*TASK DETAILS*. Quote the whole listing verbatim.

----------------

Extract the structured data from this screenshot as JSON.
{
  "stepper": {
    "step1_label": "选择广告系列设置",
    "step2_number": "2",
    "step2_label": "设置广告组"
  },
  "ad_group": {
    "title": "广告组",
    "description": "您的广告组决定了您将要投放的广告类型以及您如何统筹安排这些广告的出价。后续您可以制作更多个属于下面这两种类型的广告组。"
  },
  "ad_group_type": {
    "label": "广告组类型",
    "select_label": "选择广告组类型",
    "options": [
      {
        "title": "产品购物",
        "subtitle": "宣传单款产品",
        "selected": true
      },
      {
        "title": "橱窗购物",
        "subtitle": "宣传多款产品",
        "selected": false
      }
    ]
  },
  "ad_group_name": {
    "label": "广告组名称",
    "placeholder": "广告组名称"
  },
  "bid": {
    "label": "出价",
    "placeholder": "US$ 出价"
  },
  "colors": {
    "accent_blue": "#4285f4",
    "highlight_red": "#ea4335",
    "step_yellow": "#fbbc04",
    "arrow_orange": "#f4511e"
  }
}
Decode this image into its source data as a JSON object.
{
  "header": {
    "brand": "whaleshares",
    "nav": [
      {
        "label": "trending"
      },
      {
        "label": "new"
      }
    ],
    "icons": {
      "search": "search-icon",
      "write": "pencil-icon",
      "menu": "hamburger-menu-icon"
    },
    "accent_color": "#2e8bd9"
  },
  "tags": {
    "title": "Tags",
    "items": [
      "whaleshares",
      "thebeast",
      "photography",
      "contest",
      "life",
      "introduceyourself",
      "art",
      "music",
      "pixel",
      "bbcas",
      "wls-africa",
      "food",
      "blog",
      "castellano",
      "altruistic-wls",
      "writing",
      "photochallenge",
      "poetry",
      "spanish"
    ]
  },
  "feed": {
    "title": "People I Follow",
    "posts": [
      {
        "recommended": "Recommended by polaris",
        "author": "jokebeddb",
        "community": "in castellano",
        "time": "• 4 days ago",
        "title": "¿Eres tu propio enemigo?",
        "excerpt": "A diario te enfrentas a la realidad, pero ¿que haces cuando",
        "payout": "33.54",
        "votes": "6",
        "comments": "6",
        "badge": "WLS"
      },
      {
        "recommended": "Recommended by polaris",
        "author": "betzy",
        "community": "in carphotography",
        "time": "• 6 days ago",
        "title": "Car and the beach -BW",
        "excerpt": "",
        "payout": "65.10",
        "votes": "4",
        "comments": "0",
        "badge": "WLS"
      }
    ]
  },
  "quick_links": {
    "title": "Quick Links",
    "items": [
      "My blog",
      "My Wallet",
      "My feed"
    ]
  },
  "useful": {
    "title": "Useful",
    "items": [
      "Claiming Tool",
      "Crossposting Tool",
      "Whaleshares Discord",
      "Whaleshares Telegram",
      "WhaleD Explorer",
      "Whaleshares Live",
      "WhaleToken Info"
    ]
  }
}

----------------

*WRITTEN SOLUTION*.
Extract the structured data from this screenshot as JSON.
{
  "stepper": {
    "step1_label": "选择广告系列设置",
    "step2_number": "2",
    "step2_label": "设置广告组"
  },
  "ad_group": {
    "title": "广告组",
    "description": "您的广告组决定了您将要投放的广告类型以及您如何统筹安排这些广告的出价。后续您可以制作更多个属于下面这两种类型的广告组。"
  },
  "ad_group_type": {
    "label": "广告组类型",
    "select_label": "选择广告组类型",
    "options": [
      {
        "title": "产品购物",
        "subtitle": "宣传单款产品",
        "selected": true
      },
      {
        "title": "橱窗购物",
        "subtitle": "宣传多款产品",
        "selected": false
      }
    ]
  },
  "ad_group_name": {
    "label": "广告组名称",
    "placeholder": "广告组名称"
  },
  "bid": {
    "label": "出价",
    "placeholder": "US$ 出价"
  },
  "colors": {
    "accent_blue": "#4285f4",
    "highlight_red": "#ea4335",
    "step_yellow": "#fbbc04",
    "arrow_orange": "#f4511e"
  }
}
Decode this image into its source data as a JSON object.
{
  "header": {
    "brand": "whaleshares",
    "nav": [
      {
        "label": "trending"
      },
      {
        "label": "new"
      }
    ],
    "icons": {
      "search": "search-icon",
      "write": "pencil-icon",
      "menu": "hamburger-menu-icon"
    },
    "accent_color": "#2e8bd9"
  },
  "tags": {
    "title": "Tags",
    "items": [
      "whaleshares",
      "thebeast",
      "photography",
      "contest",
      "life",
      "introduceyourself",
      "art",
      "music",
      "pixel",
      "bbcas",
      "wls-africa",
      "food",
      "blog",
      "castellano",
      "altruistic-wls",
      "writing",
      "photochallenge",
      "poetry",
      "spanish"
    ]
  },
  "feed": {
    "title": "People I Follow",
    "posts": [
      {
        "recommended": "Recommended by polaris",
        "author": "jokebeddb",
        "community": "in castellano",
        "time": "• 4 days ago",
        "title": "¿Eres tu propio enemigo?",
        "excerpt": "A diario te enfrentas a la realidad, pero ¿que haces cuando",
        "payout": "33.54",
        "votes": "6",
        "comments": "6",
        "badge": "WLS"
      },
      {
        "recommended": "Recommended by polaris",
        "author": "betzy",
        "community": "in carphotography",
        "time": "• 6 days ago",
        "title": "Car and the beach -BW",
        "excerpt": "",
        "payout": "65.10",
        "votes": "4",
        "comments": "0",
        "badge": "WLS"
      }
    ]
  },
  "quick_links": {
    "title": "Quick Links",
    "items": [
      "My blog",
      "My Wallet",
      "My feed"
    ]
  },
  "useful": {
    "title": "Useful",
    "items": [
      "Claiming Tool",
      "Crossposting Tool",
      "Whaleshares Discord",
      "Whaleshares Telegram",
      "WhaleD Explorer",
      "Whaleshares Live",
      "WhaleToken Info"
    ]
  }
}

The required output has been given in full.